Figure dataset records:
________________________________________
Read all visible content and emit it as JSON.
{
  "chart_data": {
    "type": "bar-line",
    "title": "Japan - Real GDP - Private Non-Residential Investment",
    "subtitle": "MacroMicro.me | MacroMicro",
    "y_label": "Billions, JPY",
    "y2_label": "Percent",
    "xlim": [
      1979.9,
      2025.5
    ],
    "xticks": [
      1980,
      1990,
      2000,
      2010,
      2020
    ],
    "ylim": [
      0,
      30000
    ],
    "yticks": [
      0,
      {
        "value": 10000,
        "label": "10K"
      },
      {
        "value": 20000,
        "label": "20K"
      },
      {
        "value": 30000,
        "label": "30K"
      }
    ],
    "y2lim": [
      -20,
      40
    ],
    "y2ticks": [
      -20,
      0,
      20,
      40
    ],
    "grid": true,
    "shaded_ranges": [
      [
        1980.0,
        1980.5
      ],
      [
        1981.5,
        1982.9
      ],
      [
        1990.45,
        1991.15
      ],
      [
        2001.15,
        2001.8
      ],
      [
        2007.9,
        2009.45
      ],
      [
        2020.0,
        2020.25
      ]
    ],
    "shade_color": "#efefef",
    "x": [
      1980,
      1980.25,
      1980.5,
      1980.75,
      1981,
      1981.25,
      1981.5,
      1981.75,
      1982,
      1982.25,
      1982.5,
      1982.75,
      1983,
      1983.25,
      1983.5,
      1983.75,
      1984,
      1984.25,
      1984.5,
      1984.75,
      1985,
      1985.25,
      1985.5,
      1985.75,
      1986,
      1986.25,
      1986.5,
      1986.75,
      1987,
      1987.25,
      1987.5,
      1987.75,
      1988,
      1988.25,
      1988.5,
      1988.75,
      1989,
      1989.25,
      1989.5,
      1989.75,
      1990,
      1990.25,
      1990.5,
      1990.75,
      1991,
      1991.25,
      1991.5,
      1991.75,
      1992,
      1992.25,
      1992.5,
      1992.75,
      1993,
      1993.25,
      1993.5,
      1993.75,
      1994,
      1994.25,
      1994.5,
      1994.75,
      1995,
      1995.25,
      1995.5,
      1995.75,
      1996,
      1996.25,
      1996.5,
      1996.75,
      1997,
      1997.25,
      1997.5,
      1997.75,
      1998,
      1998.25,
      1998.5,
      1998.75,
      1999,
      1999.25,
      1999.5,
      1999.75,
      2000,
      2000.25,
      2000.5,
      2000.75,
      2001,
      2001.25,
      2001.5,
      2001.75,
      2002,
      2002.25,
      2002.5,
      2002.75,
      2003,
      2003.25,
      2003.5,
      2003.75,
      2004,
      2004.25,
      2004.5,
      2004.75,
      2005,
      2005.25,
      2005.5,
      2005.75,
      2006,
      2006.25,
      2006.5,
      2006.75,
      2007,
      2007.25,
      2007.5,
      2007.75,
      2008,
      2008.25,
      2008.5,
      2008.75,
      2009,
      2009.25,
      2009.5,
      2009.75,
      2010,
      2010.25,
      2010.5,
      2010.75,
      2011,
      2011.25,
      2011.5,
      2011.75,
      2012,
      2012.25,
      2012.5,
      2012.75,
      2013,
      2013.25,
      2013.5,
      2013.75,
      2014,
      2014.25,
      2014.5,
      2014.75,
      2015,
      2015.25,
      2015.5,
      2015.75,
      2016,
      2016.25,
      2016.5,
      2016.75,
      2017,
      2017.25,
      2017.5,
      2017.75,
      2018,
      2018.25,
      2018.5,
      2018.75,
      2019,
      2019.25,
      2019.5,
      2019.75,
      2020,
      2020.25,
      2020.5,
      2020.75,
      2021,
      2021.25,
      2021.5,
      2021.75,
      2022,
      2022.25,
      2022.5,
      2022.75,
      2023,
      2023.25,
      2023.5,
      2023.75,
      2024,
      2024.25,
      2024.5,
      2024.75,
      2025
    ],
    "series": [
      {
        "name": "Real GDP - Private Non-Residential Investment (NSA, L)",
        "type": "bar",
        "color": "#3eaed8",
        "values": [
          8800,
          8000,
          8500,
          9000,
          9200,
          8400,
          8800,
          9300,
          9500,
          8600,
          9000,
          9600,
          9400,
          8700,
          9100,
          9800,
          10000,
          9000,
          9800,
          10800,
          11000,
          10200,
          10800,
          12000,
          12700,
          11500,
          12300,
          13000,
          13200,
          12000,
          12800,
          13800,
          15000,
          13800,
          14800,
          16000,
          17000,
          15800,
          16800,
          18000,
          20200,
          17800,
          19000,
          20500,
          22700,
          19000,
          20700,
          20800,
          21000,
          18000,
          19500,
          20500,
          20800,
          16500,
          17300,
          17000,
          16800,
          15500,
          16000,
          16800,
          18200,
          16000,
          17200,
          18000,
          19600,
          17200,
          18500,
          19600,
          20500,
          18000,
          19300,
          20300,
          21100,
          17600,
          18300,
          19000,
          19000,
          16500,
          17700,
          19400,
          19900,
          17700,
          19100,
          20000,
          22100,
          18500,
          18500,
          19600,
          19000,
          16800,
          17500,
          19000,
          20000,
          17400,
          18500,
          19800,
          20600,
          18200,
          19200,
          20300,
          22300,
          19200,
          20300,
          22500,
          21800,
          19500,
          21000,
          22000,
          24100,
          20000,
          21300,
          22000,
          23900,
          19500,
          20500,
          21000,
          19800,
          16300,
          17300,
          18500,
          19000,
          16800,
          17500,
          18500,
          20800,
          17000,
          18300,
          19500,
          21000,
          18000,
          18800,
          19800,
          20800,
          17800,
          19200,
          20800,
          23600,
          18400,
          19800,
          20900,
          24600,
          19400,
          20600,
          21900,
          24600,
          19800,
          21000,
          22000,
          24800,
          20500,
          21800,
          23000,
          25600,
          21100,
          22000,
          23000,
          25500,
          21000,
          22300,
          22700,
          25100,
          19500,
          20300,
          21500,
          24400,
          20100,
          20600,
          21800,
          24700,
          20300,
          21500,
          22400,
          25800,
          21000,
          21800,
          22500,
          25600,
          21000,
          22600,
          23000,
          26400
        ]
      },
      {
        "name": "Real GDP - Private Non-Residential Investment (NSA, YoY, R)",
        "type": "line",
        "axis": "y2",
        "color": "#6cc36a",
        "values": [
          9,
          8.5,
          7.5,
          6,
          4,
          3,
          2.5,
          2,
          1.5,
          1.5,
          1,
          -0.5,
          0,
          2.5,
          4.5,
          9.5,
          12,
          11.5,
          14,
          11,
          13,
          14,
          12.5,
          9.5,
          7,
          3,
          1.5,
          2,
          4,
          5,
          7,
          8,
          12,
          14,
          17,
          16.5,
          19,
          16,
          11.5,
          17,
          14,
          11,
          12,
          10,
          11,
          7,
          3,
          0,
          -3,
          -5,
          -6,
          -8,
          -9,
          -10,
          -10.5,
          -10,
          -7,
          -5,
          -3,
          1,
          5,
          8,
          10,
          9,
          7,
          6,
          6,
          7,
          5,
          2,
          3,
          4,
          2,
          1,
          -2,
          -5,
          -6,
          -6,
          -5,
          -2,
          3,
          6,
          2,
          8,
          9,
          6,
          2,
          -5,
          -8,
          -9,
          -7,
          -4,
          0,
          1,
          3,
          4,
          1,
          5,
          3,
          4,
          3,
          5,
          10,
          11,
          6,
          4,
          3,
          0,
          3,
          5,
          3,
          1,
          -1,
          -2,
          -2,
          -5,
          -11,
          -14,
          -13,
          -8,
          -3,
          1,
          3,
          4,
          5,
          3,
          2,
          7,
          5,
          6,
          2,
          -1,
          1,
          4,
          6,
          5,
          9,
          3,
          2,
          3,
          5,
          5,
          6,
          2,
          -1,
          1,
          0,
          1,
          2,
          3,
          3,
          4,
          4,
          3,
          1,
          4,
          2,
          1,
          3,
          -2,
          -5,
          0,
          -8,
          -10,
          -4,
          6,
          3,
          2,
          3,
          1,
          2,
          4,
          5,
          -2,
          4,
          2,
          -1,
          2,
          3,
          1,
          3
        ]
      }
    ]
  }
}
________________________________________
#### Description of the task
Copy out all lines above that include the string "Investment".

#### Result of the exercise
    "title": "Japan - Real GDP - Private Non-Residential Investment",
        "name": "Real GDP - Private Non-Residential Investment (NSA, L)",
        "name": "Real GDP - Private Non-Residential Investment (NSA, YoY, R)",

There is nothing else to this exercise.